### Problem statement
Among these lines, how many include "ylabel"? Answer only with the number.

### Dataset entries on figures
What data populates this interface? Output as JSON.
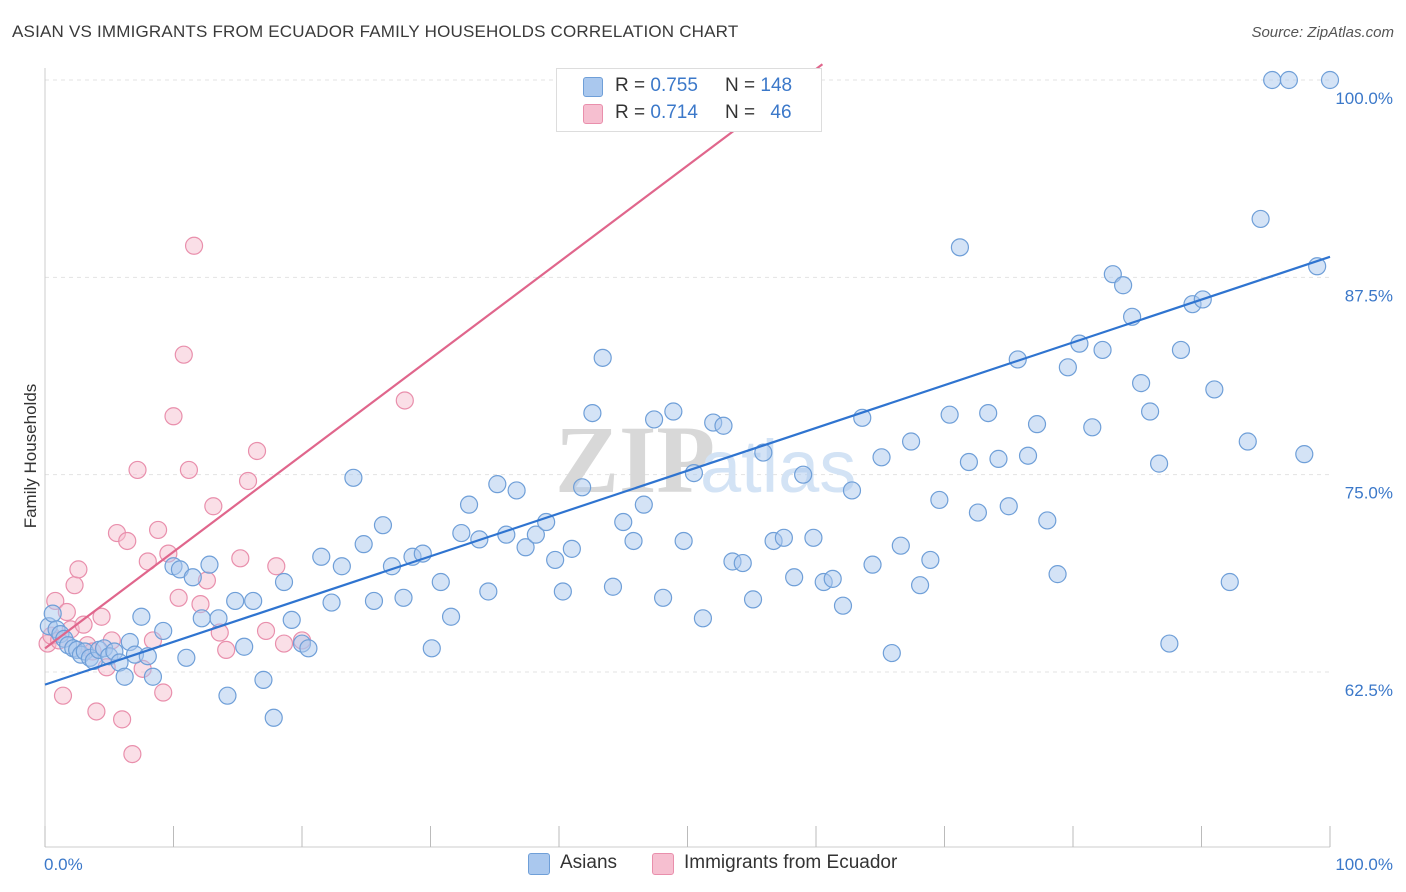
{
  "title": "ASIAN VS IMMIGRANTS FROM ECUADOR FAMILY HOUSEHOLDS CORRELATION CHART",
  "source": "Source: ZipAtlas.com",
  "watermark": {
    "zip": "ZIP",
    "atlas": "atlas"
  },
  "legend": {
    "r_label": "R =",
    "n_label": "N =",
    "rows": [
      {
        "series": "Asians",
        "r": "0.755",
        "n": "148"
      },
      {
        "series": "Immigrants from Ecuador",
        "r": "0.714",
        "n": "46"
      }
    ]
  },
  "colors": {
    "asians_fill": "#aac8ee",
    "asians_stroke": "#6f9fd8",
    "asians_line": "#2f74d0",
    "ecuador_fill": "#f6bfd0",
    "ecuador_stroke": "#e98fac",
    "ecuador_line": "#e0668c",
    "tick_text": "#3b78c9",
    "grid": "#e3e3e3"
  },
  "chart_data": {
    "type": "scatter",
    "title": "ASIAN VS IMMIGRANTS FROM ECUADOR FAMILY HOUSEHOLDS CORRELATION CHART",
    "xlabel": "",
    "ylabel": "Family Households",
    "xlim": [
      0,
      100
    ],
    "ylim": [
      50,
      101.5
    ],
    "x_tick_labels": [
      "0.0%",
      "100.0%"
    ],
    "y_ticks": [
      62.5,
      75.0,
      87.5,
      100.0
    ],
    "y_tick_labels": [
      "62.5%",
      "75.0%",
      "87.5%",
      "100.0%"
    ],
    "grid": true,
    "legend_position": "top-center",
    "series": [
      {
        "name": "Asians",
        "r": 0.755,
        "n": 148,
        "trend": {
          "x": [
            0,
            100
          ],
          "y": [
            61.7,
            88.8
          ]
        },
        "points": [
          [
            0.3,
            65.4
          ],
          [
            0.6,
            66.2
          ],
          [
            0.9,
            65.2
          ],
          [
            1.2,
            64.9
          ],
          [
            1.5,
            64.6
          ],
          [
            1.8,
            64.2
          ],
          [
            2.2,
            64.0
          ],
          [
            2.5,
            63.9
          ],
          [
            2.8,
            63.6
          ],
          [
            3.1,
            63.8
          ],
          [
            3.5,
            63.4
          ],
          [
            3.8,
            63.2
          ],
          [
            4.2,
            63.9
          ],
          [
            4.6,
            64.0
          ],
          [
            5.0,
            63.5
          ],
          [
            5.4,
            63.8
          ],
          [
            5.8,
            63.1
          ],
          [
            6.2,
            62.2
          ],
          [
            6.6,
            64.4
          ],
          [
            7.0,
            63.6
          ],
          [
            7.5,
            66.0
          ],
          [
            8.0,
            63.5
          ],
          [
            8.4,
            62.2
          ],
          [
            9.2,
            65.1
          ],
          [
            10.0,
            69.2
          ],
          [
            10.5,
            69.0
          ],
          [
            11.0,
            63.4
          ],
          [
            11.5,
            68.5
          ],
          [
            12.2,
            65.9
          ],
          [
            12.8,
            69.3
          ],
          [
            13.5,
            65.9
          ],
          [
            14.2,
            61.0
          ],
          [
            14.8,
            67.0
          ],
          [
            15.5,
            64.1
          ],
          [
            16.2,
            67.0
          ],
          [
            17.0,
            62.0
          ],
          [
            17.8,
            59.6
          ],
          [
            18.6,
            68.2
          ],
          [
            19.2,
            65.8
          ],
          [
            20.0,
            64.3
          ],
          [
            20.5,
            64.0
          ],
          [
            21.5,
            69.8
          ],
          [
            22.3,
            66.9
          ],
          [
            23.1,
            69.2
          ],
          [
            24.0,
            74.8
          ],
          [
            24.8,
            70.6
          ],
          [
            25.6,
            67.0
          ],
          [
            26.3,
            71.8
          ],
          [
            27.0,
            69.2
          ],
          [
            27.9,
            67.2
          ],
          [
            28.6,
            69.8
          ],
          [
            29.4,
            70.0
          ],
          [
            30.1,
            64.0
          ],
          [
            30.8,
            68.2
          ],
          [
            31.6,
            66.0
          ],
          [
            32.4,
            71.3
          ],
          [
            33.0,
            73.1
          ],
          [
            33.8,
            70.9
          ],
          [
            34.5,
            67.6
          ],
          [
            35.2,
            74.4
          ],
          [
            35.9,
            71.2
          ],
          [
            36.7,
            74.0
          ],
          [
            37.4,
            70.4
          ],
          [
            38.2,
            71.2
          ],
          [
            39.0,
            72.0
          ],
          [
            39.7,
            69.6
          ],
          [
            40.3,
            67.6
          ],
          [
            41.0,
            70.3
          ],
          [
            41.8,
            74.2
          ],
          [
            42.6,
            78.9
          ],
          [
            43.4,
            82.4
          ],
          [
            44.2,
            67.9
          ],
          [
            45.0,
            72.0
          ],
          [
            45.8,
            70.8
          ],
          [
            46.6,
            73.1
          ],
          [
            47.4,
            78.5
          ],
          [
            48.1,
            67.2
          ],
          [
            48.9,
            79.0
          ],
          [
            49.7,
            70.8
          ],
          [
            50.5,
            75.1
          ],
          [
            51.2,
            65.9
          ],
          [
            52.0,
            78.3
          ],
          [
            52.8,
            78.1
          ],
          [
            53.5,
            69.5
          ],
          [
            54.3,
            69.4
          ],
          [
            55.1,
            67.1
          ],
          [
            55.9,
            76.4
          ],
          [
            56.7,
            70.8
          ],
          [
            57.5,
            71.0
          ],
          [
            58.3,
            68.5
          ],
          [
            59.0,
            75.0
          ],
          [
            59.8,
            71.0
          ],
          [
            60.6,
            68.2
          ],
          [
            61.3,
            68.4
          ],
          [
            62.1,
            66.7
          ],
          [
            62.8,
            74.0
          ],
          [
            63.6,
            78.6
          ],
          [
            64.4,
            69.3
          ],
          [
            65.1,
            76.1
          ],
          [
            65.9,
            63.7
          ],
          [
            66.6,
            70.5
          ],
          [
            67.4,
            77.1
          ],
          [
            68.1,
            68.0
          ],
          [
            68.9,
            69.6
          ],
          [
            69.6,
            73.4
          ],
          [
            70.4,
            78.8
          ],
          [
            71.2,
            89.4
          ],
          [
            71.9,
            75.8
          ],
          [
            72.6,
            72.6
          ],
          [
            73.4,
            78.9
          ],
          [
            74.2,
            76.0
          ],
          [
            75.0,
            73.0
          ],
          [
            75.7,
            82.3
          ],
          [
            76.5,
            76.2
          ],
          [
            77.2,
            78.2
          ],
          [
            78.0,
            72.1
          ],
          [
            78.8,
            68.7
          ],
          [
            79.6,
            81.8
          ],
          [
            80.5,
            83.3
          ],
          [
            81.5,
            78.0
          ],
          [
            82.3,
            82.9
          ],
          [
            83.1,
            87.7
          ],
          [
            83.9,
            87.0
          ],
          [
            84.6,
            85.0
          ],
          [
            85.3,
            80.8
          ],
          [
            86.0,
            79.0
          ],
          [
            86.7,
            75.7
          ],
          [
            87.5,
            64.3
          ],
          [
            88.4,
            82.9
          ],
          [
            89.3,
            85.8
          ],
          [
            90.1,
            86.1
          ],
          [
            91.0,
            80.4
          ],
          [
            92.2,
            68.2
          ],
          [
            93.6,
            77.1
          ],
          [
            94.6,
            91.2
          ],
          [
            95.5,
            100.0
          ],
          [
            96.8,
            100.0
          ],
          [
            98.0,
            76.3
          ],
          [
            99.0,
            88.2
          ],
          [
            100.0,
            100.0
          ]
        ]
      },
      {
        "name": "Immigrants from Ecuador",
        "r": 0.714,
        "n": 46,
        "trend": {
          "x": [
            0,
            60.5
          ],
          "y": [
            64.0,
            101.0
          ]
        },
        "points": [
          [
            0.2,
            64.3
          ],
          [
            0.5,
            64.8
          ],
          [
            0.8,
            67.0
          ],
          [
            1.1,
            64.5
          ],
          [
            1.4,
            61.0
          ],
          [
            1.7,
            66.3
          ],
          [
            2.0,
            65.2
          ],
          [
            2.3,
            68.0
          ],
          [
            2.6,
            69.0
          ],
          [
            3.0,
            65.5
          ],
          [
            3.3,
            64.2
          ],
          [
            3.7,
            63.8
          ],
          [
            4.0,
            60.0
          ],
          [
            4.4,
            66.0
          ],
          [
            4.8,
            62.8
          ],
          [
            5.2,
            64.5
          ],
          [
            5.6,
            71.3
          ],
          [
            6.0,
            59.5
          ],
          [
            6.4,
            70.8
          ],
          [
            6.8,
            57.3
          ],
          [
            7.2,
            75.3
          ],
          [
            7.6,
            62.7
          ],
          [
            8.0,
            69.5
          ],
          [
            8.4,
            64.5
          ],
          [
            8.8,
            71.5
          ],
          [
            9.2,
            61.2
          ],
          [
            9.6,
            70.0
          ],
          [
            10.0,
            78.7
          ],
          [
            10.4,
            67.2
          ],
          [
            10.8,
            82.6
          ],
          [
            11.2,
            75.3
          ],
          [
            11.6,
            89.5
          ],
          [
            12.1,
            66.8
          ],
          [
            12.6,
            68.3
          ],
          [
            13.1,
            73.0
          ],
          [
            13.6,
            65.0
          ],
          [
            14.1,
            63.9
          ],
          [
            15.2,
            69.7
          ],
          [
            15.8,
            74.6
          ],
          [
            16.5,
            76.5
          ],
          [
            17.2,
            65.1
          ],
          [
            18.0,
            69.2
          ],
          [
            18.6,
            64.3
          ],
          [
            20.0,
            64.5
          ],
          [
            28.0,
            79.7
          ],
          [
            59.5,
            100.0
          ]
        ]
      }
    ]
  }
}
...
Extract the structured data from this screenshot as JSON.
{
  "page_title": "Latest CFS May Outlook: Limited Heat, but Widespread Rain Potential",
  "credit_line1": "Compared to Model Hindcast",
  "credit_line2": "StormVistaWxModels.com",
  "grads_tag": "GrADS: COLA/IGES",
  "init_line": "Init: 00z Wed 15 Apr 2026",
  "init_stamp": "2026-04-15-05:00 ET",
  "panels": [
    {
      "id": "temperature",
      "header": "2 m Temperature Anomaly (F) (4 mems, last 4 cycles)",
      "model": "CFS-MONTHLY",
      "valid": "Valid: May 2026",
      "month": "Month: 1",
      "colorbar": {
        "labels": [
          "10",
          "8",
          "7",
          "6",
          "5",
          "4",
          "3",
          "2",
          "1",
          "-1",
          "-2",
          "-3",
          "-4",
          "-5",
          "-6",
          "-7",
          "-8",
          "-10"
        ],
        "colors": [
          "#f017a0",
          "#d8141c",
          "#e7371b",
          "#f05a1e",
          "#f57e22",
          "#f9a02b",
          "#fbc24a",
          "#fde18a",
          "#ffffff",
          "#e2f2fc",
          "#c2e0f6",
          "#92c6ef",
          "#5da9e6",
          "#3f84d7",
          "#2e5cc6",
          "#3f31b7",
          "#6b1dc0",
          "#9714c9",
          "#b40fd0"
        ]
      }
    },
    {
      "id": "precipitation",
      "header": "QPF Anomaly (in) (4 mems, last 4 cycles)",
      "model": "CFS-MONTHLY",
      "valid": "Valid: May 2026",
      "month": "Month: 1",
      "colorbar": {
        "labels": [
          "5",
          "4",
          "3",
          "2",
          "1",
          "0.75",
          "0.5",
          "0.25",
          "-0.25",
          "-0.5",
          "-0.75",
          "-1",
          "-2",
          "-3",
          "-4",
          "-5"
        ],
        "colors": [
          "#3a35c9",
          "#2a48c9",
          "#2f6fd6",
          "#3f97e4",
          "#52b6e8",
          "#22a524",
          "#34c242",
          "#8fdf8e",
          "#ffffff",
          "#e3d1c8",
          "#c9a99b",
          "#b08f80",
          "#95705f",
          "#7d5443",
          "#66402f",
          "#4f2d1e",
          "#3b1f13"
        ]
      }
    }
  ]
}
* * *
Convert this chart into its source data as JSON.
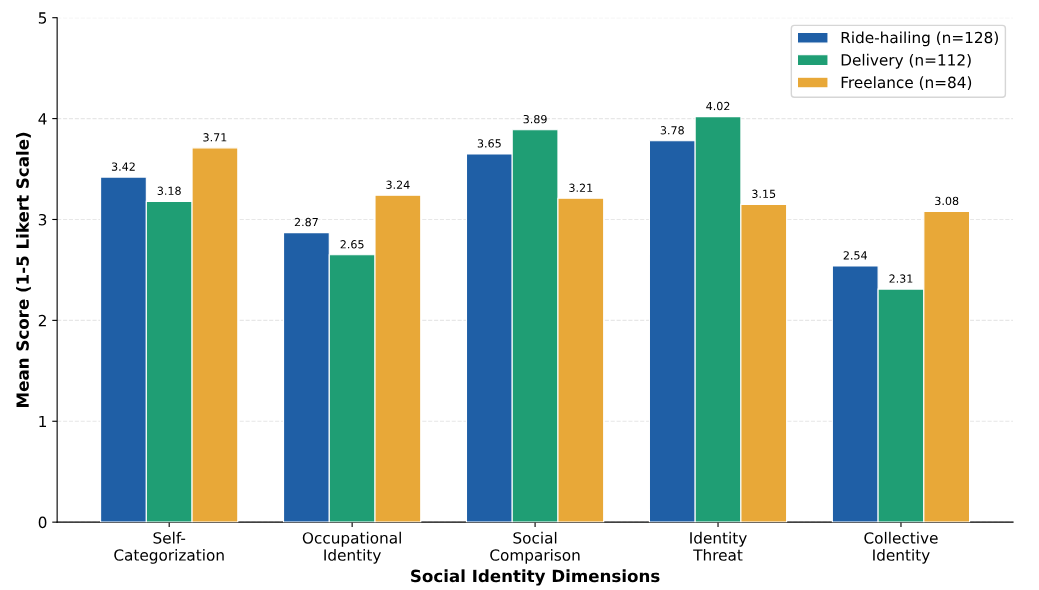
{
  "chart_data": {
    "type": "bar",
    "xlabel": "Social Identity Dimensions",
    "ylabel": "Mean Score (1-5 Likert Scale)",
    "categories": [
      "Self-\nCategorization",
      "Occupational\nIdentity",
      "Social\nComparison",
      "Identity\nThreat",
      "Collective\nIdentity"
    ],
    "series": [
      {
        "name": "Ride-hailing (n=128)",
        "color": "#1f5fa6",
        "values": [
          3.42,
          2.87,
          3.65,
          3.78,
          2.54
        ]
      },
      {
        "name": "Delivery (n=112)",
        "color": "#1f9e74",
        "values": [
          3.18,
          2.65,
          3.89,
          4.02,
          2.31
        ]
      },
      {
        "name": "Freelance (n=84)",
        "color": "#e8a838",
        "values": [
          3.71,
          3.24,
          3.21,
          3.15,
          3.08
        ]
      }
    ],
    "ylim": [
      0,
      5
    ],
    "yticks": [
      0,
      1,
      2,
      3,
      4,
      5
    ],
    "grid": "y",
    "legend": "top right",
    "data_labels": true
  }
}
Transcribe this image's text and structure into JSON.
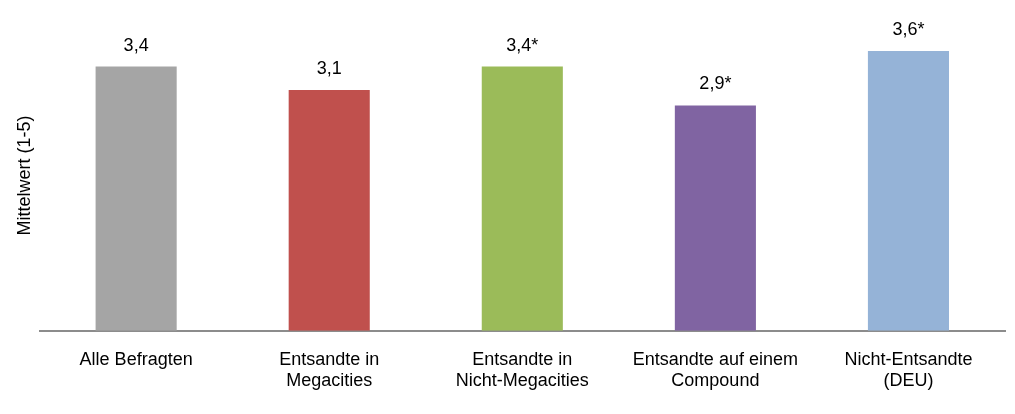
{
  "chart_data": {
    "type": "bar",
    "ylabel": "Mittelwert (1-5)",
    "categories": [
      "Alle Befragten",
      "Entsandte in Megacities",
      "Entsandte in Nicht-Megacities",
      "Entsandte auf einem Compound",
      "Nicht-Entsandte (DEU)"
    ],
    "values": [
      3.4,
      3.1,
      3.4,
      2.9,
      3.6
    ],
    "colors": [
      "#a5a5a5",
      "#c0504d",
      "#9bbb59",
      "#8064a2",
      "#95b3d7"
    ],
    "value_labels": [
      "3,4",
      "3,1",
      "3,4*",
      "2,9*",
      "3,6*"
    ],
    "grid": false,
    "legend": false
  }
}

### Result of this exercise
3